Task statement »
Each entry below must be repeated exactly, with pictures left out.

— Start of The data —

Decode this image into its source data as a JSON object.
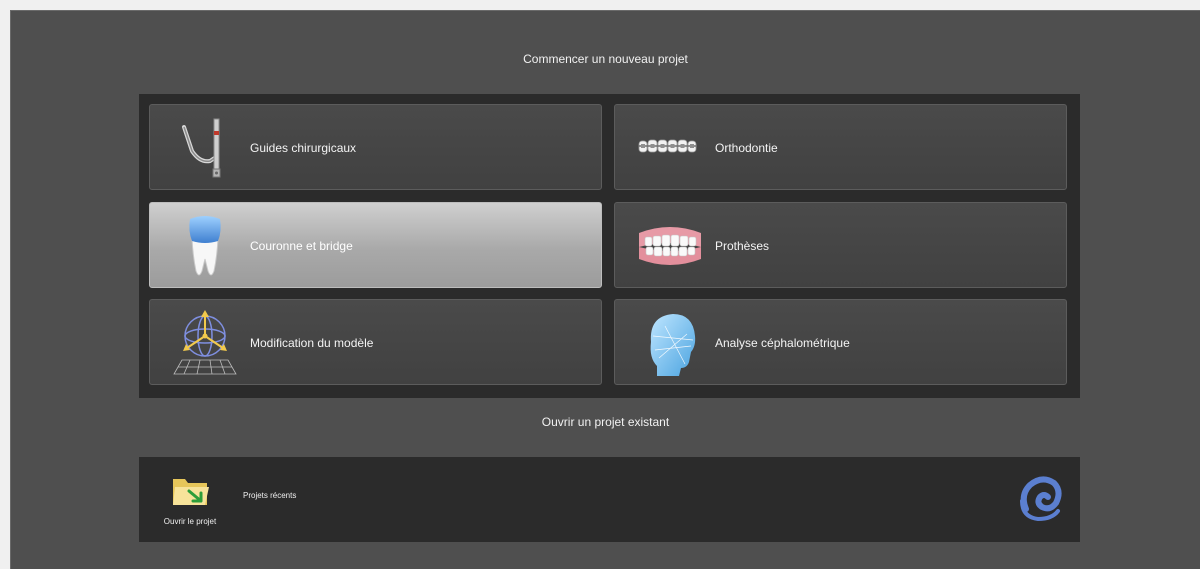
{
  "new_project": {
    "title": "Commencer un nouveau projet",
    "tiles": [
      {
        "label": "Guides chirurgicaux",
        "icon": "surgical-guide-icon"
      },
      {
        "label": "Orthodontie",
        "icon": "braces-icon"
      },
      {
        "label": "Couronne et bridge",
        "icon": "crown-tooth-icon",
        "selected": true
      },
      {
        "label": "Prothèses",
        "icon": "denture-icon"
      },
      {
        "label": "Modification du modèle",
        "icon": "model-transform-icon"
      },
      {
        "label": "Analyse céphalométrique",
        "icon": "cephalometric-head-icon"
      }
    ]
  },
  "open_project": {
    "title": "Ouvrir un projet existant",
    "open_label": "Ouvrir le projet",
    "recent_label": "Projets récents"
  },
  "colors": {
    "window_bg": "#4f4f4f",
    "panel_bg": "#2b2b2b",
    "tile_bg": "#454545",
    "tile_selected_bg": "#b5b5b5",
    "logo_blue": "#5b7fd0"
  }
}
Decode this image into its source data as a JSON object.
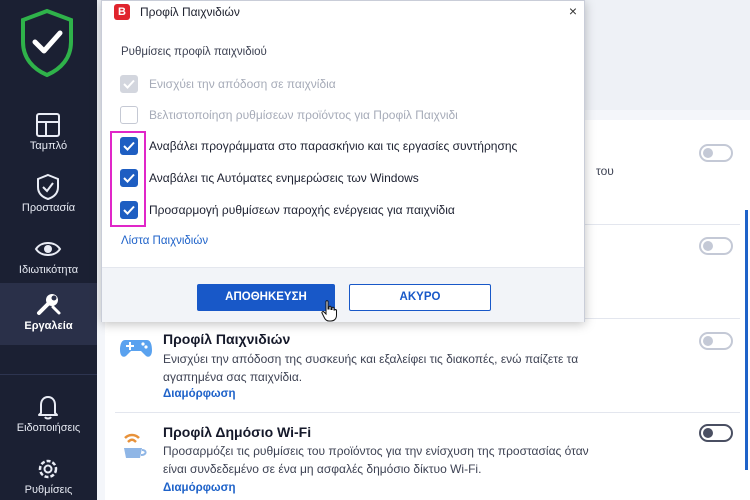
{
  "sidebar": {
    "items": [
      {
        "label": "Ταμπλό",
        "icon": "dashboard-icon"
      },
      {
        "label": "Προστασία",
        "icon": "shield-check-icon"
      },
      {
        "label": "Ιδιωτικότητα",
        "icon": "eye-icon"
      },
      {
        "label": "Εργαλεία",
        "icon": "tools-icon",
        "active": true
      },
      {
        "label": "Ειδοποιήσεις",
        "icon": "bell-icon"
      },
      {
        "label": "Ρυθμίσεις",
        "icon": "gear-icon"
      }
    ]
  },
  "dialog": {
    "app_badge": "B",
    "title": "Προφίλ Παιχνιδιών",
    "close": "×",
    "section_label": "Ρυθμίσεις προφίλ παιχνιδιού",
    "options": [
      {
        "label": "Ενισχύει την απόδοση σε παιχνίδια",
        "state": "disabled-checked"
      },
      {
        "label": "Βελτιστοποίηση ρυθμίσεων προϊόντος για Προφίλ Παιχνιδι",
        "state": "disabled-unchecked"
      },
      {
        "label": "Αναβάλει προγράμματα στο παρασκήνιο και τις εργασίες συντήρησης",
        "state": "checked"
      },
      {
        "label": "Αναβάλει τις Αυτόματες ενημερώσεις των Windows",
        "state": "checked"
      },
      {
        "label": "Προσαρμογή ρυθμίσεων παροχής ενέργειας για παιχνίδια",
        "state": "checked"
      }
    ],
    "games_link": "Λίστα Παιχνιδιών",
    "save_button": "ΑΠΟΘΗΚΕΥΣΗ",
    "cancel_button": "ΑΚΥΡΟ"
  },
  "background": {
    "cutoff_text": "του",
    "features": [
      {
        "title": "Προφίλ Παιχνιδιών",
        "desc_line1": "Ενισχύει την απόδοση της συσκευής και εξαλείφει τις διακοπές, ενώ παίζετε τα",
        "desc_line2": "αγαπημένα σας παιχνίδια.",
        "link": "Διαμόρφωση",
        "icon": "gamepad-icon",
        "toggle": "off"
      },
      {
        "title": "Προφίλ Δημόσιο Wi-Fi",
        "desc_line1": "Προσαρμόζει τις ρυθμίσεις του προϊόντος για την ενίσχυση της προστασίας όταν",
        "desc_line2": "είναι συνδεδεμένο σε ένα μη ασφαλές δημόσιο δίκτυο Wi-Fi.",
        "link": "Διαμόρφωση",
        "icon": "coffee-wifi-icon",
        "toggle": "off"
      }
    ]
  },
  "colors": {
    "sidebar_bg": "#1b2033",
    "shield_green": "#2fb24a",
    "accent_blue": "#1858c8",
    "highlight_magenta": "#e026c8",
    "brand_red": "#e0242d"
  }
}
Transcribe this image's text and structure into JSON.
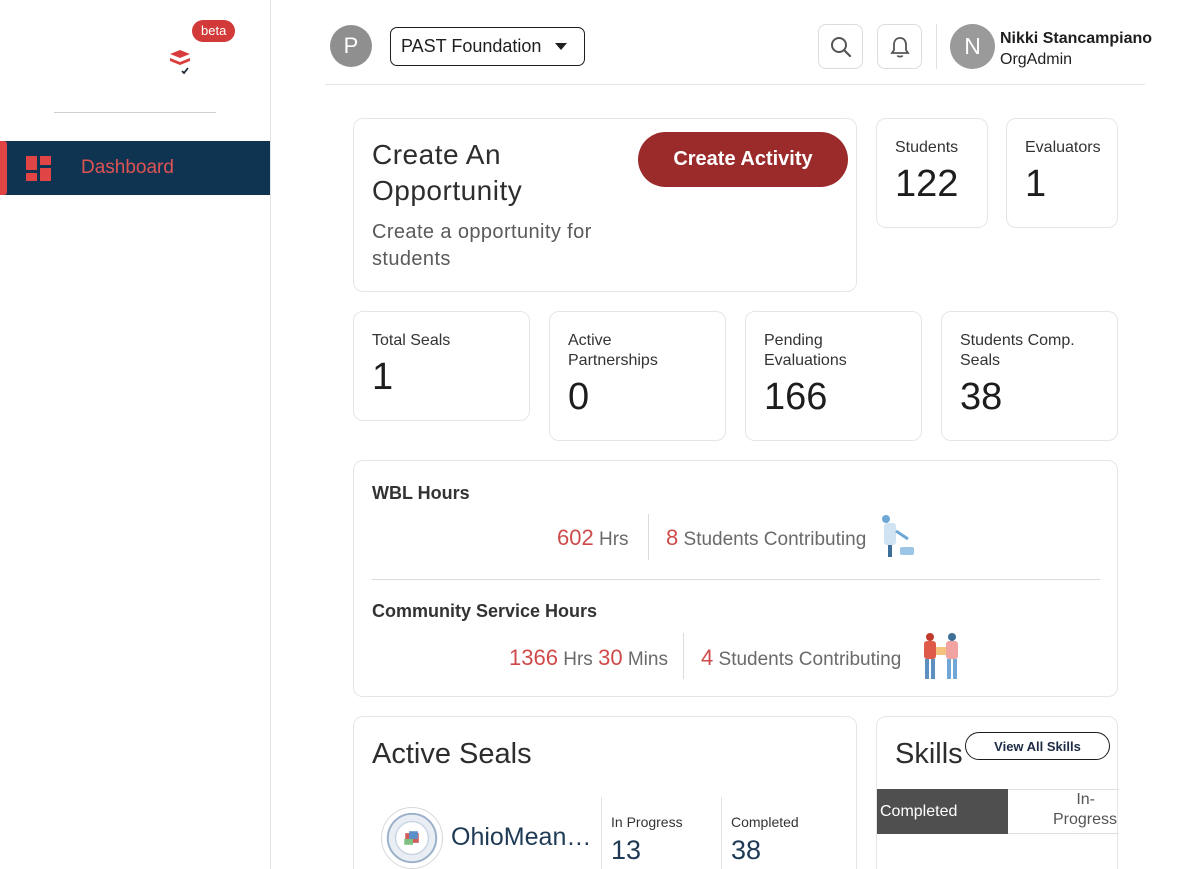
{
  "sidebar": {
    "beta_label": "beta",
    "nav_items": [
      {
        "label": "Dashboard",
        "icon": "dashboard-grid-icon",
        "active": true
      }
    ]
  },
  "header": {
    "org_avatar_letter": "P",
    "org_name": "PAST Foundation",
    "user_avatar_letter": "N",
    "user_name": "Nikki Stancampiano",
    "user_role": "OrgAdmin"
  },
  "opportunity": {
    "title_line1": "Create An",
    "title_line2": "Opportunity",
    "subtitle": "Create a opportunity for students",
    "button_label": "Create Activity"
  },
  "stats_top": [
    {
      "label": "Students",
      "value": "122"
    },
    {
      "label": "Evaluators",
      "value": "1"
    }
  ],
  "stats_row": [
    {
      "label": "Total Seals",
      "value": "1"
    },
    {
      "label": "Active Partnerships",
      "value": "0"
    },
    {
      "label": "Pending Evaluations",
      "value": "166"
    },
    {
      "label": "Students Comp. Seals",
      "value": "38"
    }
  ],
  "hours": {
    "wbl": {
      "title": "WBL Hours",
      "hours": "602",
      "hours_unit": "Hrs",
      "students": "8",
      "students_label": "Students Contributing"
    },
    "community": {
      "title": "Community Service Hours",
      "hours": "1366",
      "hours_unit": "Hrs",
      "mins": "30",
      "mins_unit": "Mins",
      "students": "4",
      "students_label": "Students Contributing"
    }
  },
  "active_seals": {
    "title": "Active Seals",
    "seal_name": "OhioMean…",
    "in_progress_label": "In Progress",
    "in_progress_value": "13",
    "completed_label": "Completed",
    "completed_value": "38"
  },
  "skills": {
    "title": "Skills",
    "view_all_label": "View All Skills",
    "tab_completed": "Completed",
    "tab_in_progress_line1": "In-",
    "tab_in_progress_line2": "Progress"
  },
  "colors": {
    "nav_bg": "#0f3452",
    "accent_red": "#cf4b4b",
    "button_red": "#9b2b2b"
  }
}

— End of The data —

Exercise solution »
Decode this image into its source data as a JSON object.
{
  "new_project": {
    "title": "Commencer un nouveau projet",
    "tiles": [
      {
        "label": "Guides chirurgicaux",
        "icon": "surgical-guide-icon"
      },
      {
        "label": "Orthodontie",
        "icon": "braces-icon"
      },
      {
        "label": "Couronne et bridge",
        "icon": "crown-tooth-icon",
        "selected": true
      },
      {
        "label": "Prothèses",
        "icon": "denture-icon"
      },
      {
        "label": "Modification du modèle",
        "icon": "model-transform-icon"
      },
      {
        "label": "Analyse céphalométrique",
        "icon": "cephalometric-head-icon"
      }
    ]
  },
  "open_project": {
    "title": "Ouvrir un projet existant",
    "open_label": "Ouvrir le projet",
    "recent_label": "Projets récents"
  },
  "colors": {
    "window_bg": "#4f4f4f",
    "panel_bg": "#2b2b2b",
    "tile_bg": "#454545",
    "tile_selected_bg": "#b5b5b5",
    "logo_blue": "#5b7fd0"
  }
}
Decode this image into its source data as a JSON object.
{
  "sidebar": {
    "items": [
      {
        "label": "Ταμπλό",
        "icon": "dashboard-icon"
      },
      {
        "label": "Προστασία",
        "icon": "shield-check-icon"
      },
      {
        "label": "Ιδιωτικότητα",
        "icon": "eye-icon"
      },
      {
        "label": "Εργαλεία",
        "icon": "tools-icon",
        "active": true
      },
      {
        "label": "Ειδοποιήσεις",
        "icon": "bell-icon"
      },
      {
        "label": "Ρυθμίσεις",
        "icon": "gear-icon"
      }
    ]
  },
  "dialog": {
    "app_badge": "B",
    "title": "Προφίλ Παιχνιδιών",
    "close": "×",
    "section_label": "Ρυθμίσεις προφίλ παιχνιδιού",
    "options": [
      {
        "label": "Ενισχύει την απόδοση σε παιχνίδια",
        "state": "disabled-checked"
      },
      {
        "label": "Βελτιστοποίηση ρυθμίσεων προϊόντος για Προφίλ Παιχνιδι",
        "state": "disabled-unchecked"
      },
      {
        "label": "Αναβάλει προγράμματα στο παρασκήνιο και τις εργασίες συντήρησης",
        "state": "checked"
      },
      {
        "label": "Αναβάλει τις Αυτόματες ενημερώσεις των Windows",
        "state": "checked"
      },
      {
        "label": "Προσαρμογή ρυθμίσεων παροχής ενέργειας για παιχνίδια",
        "state": "checked"
      }
    ],
    "games_link": "Λίστα Παιχνιδιών",
    "save_button": "ΑΠΟΘΗΚΕΥΣΗ",
    "cancel_button": "ΑΚΥΡΟ"
  },
  "background": {
    "cutoff_text": "του",
    "features": [
      {
        "title": "Προφίλ Παιχνιδιών",
        "desc_line1": "Ενισχύει την απόδοση της συσκευής και εξαλείφει τις διακοπές, ενώ παίζετε τα",
        "desc_line2": "αγαπημένα σας παιχνίδια.",
        "link": "Διαμόρφωση",
        "icon": "gamepad-icon",
        "toggle": "off"
      },
      {
        "title": "Προφίλ Δημόσιο Wi-Fi",
        "desc_line1": "Προσαρμόζει τις ρυθμίσεις του προϊόντος για την ενίσχυση της προστασίας όταν",
        "desc_line2": "είναι συνδεδεμένο σε ένα μη ασφαλές δημόσιο δίκτυο Wi-Fi.",
        "link": "Διαμόρφωση",
        "icon": "coffee-wifi-icon",
        "toggle": "off"
      }
    ]
  },
  "colors": {
    "sidebar_bg": "#1b2033",
    "shield_green": "#2fb24a",
    "accent_blue": "#1858c8",
    "highlight_magenta": "#e026c8",
    "brand_red": "#e0242d"
  }
}
Transcribe this image's text and structure into JSON.
{
  "sidebar": {
    "beta_label": "beta",
    "nav_items": [
      {
        "label": "Dashboard",
        "icon": "dashboard-grid-icon",
        "active": true
      }
    ]
  },
  "header": {
    "org_avatar_letter": "P",
    "org_name": "PAST Foundation",
    "user_avatar_letter": "N",
    "user_name": "Nikki Stancampiano",
    "user_role": "OrgAdmin"
  },
  "opportunity": {
    "title_line1": "Create An",
    "title_line2": "Opportunity",
    "subtitle": "Create a opportunity for students",
    "button_label": "Create Activity"
  },
  "stats_top": [
    {
      "label": "Students",
      "value": "122"
    },
    {
      "label": "Evaluators",
      "value": "1"
    }
  ],
  "stats_row": [
    {
      "label": "Total Seals",
      "value": "1"
    },
    {
      "label": "Active Partnerships",
      "value": "0"
    },
    {
      "label": "Pending Evaluations",
      "value": "166"
    },
    {
      "label": "Students Comp. Seals",
      "value": "38"
    }
  ],
  "hours": {
    "wbl": {
      "title": "WBL Hours",
      "hours": "602",
      "hours_unit": "Hrs",
      "students": "8",
      "students_label": "Students Contributing"
    },
    "community": {
      "title": "Community Service Hours",
      "hours": "1366",
      "hours_unit": "Hrs",
      "mins": "30",
      "mins_unit": "Mins",
      "students": "4",
      "students_label": "Students Contributing"
    }
  },
  "active_seals": {
    "title": "Active Seals",
    "seal_name": "OhioMean…",
    "in_progress_label": "In Progress",
    "in_progress_value": "13",
    "completed_label": "Completed",
    "completed_value": "38"
  },
  "skills": {
    "title": "Skills",
    "view_all_label": "View All Skills",
    "tab_completed": "Completed",
    "tab_in_progress_line1": "In-",
    "tab_in_progress_line2": "Progress"
  },
  "colors": {
    "nav_bg": "#0f3452",
    "accent_red": "#cf4b4b",
    "button_red": "#9b2b2b"
  }
}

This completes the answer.